From the entries below, report how many lines contain the string "this". Give only that number.

(Collection entries)
########################################
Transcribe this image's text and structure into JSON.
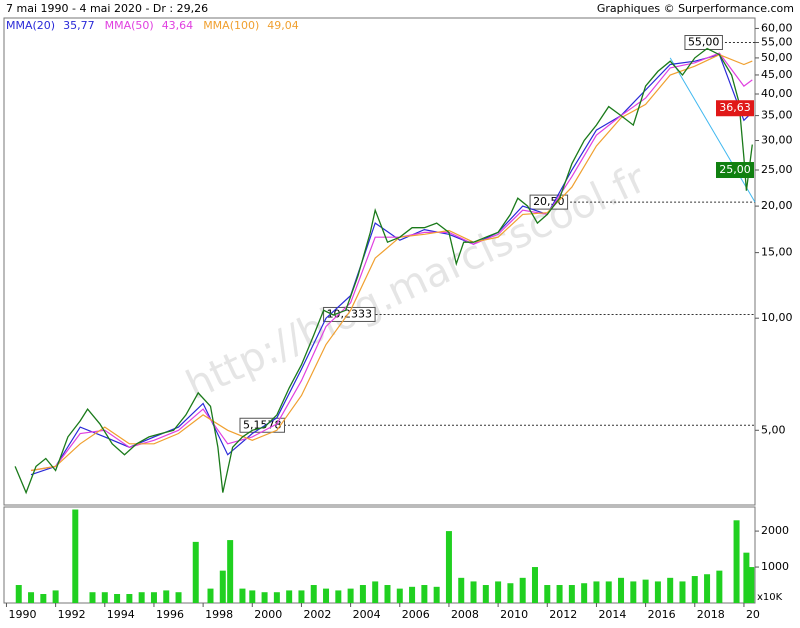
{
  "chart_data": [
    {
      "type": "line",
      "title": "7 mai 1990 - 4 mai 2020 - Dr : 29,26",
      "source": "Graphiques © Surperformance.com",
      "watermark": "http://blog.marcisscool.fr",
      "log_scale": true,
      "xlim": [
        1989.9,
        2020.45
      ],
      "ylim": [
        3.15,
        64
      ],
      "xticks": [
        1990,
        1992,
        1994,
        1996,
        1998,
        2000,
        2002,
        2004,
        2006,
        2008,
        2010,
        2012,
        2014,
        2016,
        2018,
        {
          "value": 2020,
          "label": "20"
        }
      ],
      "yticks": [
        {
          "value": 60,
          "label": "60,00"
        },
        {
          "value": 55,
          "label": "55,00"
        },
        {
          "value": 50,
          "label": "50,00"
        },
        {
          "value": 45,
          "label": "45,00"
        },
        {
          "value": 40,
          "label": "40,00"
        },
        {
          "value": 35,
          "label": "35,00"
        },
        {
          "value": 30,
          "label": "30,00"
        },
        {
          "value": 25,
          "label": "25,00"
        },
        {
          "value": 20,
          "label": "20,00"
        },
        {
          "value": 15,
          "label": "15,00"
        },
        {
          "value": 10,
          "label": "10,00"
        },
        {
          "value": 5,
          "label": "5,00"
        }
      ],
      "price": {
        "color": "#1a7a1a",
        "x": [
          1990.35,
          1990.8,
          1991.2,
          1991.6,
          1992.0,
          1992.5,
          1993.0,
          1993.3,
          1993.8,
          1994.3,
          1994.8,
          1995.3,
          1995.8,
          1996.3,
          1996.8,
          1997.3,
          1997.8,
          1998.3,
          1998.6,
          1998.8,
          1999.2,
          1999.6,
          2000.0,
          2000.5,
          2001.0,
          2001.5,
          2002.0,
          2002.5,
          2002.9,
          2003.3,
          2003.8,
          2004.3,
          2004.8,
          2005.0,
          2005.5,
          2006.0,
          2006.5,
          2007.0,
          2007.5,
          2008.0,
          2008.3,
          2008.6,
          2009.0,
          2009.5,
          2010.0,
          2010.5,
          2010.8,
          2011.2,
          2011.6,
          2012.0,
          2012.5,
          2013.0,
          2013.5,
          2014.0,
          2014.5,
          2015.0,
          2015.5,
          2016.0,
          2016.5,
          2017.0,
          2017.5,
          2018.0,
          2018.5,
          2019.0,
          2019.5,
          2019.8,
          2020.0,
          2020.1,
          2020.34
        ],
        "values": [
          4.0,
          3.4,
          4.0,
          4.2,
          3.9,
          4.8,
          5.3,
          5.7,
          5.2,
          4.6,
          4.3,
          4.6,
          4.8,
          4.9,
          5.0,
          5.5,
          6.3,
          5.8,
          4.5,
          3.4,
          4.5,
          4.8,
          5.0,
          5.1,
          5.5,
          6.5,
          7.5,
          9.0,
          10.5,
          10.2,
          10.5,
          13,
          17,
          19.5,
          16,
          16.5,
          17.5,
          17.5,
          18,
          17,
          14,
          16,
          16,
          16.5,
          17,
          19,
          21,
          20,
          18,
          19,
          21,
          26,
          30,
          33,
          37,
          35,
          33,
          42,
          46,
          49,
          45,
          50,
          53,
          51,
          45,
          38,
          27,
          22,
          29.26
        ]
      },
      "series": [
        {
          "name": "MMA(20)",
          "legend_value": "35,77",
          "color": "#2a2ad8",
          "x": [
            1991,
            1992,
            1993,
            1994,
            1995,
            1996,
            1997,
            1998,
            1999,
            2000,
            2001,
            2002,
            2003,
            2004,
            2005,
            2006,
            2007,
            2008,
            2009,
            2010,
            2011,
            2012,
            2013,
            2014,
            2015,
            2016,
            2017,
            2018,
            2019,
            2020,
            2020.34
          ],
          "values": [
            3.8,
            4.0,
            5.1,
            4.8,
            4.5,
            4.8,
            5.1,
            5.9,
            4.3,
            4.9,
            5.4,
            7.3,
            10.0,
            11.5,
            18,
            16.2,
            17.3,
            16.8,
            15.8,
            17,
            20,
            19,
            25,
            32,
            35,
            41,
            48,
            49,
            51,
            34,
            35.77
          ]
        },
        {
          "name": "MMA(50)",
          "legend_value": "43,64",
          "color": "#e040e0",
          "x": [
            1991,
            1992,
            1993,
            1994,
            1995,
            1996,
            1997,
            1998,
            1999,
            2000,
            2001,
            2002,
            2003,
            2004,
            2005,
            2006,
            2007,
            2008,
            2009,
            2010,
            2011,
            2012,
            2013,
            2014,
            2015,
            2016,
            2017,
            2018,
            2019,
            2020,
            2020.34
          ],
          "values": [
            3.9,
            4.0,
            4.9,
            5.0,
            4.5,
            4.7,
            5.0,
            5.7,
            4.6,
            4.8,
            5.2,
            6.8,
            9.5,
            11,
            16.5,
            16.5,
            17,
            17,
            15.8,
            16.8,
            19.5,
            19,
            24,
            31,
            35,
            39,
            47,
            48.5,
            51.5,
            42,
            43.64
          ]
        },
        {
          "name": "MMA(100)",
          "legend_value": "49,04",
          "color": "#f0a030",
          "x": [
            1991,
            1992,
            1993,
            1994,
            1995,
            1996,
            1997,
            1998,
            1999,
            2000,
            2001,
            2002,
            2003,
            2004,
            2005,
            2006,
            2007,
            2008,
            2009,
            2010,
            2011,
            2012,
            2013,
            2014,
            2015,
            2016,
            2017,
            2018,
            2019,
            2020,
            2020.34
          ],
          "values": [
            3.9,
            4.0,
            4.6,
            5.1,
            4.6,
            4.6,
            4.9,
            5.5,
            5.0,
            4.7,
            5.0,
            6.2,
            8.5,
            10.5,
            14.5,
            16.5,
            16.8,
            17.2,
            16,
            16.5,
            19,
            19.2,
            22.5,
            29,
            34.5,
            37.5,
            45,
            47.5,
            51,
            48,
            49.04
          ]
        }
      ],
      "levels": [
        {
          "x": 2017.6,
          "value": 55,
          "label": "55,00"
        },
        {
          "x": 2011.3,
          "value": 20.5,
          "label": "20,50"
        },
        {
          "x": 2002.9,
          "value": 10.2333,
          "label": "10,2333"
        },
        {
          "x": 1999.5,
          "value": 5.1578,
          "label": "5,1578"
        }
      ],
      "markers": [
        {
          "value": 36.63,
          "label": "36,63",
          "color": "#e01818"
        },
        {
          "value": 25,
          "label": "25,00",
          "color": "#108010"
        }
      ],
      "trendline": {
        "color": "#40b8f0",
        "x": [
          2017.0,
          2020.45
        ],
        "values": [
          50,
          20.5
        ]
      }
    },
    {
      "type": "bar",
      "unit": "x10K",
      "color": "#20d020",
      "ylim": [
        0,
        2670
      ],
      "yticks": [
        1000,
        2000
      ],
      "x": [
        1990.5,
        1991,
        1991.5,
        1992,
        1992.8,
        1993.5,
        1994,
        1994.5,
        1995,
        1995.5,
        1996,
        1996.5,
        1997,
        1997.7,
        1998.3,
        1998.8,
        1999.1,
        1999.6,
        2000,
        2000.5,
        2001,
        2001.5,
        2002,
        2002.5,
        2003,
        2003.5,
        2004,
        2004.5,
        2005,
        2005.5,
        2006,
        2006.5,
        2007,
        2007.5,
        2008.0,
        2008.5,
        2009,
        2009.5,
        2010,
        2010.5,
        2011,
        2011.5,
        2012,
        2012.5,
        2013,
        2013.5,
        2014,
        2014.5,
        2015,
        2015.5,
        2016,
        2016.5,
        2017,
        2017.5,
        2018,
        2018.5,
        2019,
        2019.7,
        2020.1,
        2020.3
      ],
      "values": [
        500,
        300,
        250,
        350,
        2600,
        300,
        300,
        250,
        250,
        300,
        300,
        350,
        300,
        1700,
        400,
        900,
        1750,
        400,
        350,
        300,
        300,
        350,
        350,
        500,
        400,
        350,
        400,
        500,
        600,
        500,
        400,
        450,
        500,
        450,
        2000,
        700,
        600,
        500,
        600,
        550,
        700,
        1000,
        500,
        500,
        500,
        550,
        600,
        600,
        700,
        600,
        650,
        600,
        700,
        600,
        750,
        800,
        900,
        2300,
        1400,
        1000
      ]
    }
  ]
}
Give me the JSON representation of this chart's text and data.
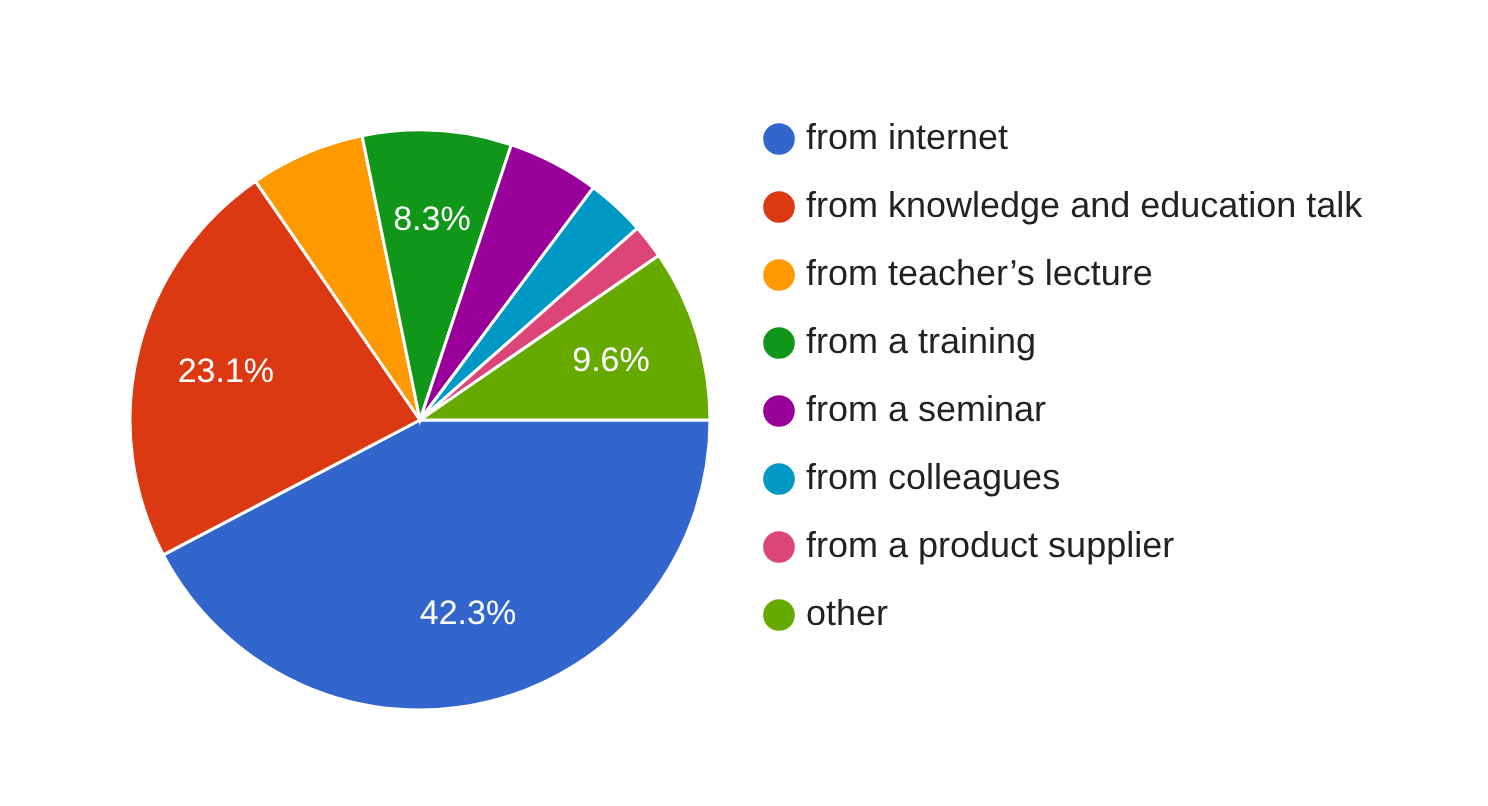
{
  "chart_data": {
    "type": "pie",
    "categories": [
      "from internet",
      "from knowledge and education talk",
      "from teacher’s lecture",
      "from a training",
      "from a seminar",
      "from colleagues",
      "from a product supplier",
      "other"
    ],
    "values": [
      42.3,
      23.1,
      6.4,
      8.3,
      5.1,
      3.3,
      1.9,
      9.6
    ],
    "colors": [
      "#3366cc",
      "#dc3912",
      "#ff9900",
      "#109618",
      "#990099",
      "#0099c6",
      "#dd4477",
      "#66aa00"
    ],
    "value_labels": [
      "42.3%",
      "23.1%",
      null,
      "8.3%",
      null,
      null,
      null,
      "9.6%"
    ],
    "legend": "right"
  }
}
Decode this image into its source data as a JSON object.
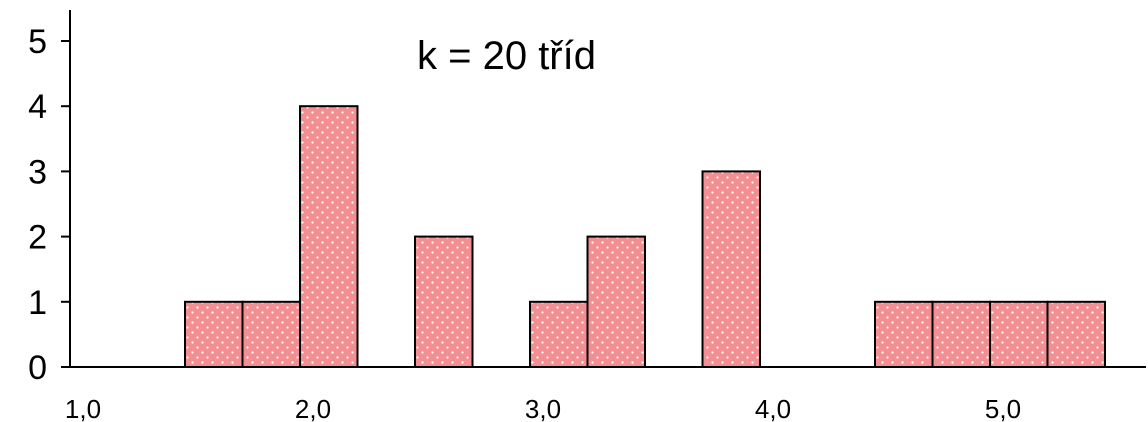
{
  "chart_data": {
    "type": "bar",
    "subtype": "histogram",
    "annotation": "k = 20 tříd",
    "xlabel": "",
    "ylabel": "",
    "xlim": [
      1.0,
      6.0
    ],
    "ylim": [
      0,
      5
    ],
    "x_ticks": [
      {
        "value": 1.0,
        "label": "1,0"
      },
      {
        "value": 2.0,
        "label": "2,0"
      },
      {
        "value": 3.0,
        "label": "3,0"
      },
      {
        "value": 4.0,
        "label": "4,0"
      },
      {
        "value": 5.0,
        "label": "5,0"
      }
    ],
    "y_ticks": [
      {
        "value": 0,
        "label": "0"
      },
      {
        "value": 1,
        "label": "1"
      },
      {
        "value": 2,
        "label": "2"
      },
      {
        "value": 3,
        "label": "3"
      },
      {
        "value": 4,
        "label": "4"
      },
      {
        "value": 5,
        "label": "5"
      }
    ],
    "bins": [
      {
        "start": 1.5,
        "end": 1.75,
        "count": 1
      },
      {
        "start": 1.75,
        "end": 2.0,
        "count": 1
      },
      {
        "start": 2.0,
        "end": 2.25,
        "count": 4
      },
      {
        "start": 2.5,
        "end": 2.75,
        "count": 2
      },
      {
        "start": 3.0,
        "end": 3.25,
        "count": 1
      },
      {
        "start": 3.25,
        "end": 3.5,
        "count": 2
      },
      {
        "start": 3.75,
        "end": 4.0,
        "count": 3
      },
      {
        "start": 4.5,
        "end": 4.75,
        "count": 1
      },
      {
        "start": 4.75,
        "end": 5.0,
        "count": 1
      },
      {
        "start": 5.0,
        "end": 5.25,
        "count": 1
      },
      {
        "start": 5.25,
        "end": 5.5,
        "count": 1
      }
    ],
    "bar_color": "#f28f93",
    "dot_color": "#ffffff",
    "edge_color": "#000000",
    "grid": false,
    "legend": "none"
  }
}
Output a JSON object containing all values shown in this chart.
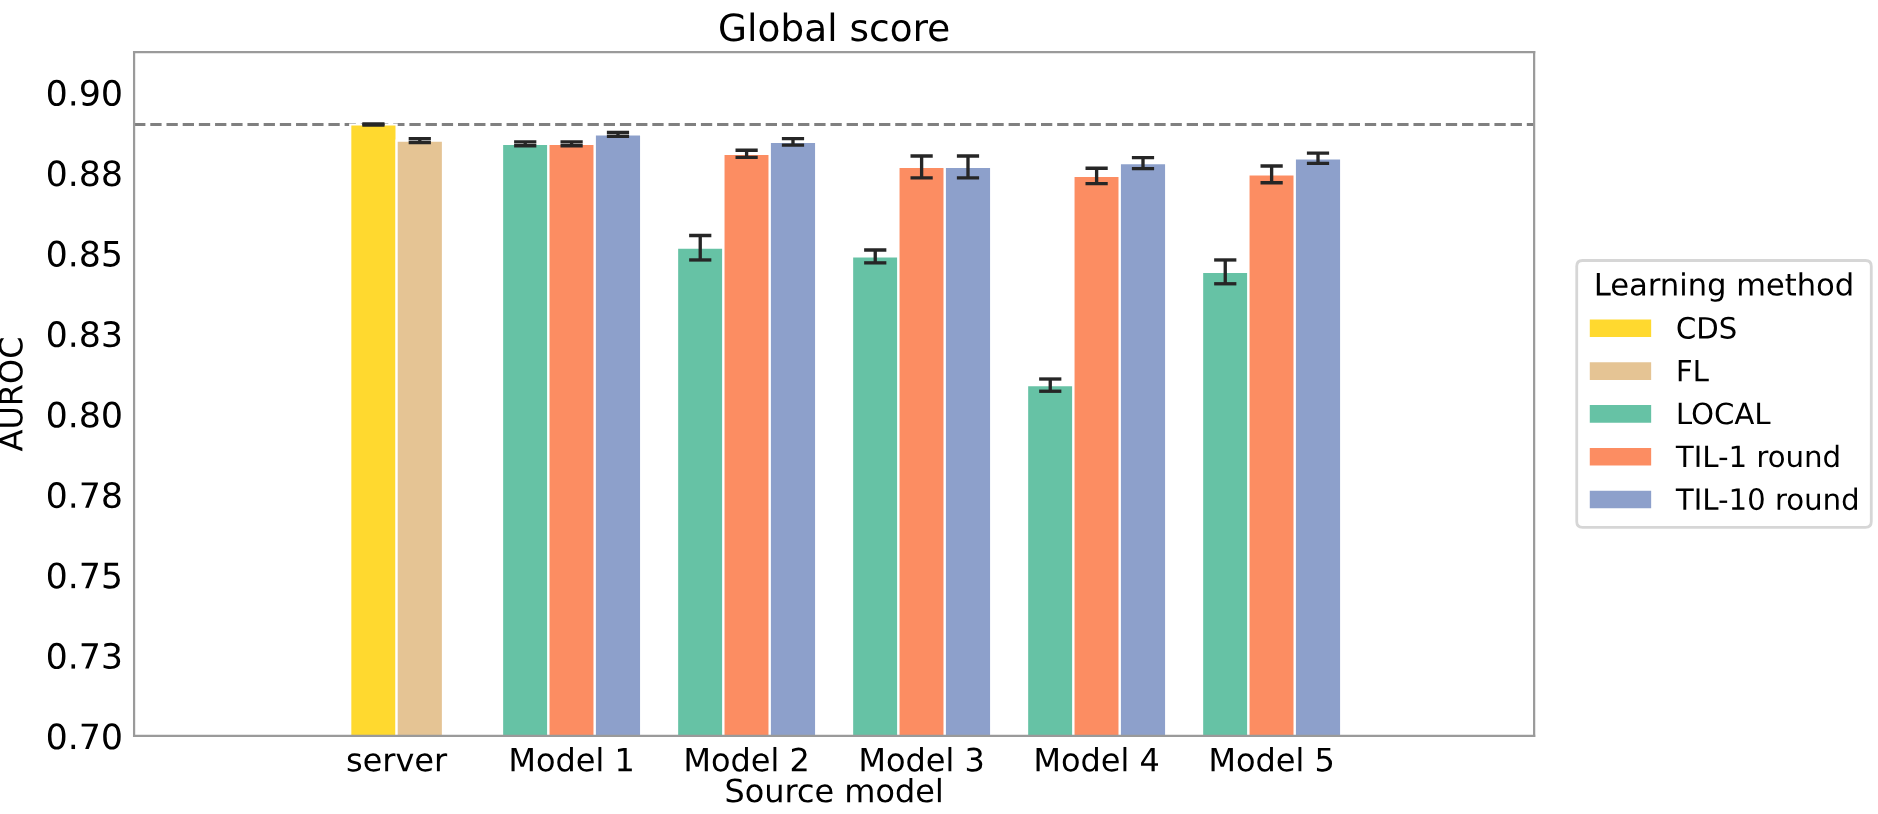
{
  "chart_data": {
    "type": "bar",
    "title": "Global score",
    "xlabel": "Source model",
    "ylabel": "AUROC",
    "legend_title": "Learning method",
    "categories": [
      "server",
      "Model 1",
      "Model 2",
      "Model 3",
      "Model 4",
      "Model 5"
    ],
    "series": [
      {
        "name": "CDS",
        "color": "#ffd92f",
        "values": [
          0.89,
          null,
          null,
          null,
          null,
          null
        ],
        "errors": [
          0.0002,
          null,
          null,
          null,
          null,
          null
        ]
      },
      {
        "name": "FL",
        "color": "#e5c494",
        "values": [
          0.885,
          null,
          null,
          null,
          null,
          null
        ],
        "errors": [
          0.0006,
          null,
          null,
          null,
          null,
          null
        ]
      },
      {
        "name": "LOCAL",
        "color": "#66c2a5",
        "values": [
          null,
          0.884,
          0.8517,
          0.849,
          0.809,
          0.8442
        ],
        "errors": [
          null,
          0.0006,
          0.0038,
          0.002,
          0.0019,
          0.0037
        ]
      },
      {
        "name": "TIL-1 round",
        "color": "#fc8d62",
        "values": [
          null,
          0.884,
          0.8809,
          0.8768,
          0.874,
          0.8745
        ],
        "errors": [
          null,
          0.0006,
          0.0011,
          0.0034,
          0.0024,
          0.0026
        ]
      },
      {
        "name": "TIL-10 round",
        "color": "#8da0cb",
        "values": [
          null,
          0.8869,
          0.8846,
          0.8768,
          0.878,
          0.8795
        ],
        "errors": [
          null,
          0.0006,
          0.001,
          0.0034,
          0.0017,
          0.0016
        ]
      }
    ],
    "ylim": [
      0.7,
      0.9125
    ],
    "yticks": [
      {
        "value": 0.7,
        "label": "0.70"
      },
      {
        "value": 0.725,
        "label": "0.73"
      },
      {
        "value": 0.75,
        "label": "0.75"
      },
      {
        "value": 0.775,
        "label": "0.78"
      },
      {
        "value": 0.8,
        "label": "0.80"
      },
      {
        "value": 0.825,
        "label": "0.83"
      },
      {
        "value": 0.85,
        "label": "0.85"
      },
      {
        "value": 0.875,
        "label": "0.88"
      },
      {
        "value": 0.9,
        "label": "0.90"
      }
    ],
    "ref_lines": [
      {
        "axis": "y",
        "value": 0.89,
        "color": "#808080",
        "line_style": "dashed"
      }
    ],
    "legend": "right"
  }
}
########################################
→ **ANSWER**
4